▶ [WHAT YOU NEED TO DO] Using the data below, copy each line that includes the word "watermark".

▶ [EXERCISE DATA]
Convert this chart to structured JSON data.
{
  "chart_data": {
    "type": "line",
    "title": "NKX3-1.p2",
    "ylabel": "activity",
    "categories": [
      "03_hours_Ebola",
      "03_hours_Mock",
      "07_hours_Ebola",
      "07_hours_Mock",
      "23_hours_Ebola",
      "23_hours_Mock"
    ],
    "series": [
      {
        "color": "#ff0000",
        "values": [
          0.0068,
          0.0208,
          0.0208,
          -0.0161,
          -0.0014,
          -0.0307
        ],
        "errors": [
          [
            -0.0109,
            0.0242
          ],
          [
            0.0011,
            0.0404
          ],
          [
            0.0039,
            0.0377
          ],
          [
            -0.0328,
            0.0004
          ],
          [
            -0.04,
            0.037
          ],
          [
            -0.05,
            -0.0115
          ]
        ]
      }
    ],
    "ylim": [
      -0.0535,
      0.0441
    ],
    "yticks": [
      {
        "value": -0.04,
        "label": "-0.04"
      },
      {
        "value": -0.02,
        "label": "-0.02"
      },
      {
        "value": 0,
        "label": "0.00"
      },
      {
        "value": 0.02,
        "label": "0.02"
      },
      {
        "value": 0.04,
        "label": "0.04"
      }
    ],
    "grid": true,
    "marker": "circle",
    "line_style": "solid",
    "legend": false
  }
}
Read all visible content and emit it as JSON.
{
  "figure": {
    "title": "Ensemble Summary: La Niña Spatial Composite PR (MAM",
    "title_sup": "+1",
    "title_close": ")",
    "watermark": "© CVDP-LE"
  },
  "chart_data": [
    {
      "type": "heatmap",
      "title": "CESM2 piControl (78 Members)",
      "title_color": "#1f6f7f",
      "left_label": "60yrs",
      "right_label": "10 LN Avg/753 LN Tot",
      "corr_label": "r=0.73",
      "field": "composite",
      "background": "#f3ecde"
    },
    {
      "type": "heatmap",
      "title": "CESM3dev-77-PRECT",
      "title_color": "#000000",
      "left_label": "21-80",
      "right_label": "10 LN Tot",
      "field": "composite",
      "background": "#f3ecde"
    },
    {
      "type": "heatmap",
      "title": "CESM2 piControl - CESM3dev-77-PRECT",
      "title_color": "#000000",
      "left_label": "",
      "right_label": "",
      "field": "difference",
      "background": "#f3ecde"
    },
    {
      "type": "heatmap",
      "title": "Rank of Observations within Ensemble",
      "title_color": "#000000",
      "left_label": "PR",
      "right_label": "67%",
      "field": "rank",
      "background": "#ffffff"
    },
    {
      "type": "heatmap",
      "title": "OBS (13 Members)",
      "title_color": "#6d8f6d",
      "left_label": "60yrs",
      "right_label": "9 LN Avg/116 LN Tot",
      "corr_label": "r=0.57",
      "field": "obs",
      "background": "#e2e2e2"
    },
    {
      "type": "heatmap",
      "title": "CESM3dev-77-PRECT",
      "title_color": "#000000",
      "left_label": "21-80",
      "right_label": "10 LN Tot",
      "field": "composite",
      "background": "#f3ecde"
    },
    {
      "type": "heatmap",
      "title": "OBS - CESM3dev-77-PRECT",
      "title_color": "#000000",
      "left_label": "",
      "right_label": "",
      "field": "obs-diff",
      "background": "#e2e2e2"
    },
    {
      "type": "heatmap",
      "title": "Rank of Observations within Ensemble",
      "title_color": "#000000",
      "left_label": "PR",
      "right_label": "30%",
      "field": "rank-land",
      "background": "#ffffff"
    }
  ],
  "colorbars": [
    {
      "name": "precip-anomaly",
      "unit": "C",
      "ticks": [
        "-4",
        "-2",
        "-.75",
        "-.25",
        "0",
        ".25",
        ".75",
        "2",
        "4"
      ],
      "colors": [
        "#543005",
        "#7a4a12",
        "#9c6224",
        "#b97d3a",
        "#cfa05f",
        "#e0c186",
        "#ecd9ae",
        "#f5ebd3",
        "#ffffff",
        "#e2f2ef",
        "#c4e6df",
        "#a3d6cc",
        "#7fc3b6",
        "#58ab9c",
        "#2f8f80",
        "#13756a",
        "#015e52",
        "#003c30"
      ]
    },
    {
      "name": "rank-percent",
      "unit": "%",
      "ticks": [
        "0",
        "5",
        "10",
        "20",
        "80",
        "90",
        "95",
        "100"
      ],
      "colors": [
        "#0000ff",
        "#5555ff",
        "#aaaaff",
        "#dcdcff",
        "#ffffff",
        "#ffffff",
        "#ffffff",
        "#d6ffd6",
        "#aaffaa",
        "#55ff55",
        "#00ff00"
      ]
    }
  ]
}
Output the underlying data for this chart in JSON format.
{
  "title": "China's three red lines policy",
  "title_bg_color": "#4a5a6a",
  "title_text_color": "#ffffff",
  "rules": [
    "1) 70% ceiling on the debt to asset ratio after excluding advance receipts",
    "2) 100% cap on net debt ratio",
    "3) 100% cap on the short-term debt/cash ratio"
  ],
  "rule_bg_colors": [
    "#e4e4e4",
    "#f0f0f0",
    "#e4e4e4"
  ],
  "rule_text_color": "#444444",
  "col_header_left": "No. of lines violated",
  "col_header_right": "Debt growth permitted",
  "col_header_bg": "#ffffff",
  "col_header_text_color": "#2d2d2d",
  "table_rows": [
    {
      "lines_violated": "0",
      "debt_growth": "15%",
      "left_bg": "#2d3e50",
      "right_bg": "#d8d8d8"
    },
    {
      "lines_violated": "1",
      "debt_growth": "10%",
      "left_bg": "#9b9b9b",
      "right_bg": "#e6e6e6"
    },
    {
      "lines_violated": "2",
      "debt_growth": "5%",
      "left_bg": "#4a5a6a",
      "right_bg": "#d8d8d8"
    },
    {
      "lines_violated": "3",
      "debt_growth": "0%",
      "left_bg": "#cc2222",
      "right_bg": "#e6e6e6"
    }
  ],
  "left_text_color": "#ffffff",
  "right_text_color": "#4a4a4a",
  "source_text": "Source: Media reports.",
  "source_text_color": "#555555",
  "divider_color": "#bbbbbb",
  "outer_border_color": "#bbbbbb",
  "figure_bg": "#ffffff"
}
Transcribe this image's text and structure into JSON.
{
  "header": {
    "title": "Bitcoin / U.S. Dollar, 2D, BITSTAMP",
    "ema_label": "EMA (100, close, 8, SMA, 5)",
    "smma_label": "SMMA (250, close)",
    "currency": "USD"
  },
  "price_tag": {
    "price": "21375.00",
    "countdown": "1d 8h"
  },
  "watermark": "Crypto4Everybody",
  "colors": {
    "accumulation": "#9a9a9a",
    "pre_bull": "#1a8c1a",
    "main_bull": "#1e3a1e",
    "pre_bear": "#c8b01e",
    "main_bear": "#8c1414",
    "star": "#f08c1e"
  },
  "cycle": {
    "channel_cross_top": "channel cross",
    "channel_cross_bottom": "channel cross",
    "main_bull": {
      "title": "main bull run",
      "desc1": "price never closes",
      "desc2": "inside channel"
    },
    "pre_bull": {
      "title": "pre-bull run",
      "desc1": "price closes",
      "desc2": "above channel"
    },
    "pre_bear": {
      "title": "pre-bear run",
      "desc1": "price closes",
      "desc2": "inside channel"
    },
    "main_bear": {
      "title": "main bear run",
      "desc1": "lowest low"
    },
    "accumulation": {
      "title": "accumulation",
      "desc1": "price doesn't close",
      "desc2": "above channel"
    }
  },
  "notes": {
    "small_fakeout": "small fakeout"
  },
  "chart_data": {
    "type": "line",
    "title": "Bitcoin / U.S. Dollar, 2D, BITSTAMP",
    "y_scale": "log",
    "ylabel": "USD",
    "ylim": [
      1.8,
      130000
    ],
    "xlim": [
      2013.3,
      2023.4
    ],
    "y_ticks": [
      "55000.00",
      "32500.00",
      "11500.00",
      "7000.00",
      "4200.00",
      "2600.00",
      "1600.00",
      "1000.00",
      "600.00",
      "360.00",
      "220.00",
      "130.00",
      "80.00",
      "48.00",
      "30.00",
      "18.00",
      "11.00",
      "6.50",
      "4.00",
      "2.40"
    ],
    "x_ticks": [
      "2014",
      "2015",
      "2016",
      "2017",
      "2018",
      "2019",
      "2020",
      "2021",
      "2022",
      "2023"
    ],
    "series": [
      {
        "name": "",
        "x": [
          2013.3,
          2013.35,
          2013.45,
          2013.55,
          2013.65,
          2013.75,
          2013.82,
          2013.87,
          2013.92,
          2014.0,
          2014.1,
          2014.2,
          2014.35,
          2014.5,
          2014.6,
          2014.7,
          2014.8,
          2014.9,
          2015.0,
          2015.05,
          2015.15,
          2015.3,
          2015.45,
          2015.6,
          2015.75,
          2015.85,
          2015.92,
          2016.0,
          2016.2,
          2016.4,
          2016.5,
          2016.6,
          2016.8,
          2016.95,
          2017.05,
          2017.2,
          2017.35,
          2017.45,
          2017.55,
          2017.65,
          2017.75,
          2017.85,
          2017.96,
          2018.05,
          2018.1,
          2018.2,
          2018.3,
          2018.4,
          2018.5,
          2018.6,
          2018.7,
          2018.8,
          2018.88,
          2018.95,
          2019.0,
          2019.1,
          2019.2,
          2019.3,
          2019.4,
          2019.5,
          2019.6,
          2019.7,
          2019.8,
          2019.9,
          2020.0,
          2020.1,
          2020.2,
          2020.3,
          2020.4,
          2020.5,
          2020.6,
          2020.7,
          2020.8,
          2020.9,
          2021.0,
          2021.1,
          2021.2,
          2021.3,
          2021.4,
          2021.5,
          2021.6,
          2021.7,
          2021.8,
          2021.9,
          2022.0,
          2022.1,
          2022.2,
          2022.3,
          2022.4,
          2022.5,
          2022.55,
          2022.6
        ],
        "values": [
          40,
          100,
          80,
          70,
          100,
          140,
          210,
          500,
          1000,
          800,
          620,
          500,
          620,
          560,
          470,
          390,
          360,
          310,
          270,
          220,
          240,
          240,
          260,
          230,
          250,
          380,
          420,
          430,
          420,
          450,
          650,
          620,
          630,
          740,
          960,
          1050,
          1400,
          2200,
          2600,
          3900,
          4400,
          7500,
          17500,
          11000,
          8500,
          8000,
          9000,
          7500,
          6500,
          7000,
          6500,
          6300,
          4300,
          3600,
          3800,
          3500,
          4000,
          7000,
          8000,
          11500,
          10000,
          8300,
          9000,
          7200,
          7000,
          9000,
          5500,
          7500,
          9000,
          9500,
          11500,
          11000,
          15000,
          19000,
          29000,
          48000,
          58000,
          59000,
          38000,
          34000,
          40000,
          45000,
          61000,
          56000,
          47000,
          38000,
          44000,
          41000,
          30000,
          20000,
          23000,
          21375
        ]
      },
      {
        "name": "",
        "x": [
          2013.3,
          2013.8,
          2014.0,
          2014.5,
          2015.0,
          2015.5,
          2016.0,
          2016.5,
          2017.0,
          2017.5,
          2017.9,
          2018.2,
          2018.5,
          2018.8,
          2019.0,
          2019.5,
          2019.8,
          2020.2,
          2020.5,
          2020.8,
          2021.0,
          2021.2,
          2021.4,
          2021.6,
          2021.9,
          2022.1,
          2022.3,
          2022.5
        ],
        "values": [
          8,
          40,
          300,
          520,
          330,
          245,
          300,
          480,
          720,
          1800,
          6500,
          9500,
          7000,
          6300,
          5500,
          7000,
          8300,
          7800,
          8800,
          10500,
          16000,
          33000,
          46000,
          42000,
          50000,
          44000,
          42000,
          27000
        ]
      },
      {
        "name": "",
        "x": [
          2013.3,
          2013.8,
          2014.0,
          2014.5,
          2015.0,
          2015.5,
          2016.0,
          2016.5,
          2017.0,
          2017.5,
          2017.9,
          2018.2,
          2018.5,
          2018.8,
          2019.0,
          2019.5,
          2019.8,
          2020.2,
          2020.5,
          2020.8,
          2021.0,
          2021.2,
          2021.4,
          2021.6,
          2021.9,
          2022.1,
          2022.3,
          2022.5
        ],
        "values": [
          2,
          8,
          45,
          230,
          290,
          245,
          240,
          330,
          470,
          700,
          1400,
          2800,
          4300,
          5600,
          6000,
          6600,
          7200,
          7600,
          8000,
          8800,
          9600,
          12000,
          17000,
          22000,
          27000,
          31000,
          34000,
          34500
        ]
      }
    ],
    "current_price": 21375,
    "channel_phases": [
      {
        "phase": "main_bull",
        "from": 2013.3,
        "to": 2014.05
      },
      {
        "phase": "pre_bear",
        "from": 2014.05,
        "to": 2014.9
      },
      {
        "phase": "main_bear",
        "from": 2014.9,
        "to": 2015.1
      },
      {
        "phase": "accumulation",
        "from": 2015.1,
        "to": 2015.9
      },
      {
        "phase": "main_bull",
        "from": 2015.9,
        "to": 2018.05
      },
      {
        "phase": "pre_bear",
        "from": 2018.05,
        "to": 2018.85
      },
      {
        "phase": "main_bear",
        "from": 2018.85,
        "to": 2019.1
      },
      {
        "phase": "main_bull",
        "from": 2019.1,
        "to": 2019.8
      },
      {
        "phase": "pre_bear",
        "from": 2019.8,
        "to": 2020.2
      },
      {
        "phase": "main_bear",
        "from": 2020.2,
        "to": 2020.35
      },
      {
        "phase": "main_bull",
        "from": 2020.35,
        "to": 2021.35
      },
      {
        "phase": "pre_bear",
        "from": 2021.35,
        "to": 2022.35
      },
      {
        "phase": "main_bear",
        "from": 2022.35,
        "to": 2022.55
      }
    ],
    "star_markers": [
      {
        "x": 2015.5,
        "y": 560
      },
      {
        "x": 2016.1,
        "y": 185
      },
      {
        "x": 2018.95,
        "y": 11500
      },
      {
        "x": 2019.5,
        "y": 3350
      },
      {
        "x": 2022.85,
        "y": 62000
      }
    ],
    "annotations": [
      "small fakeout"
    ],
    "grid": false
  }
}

▶ [SOLUTION FOR THIS EXERCISE]
    "watermark": "© CVDP-LE"
  "watermark": "Crypto4Everybody",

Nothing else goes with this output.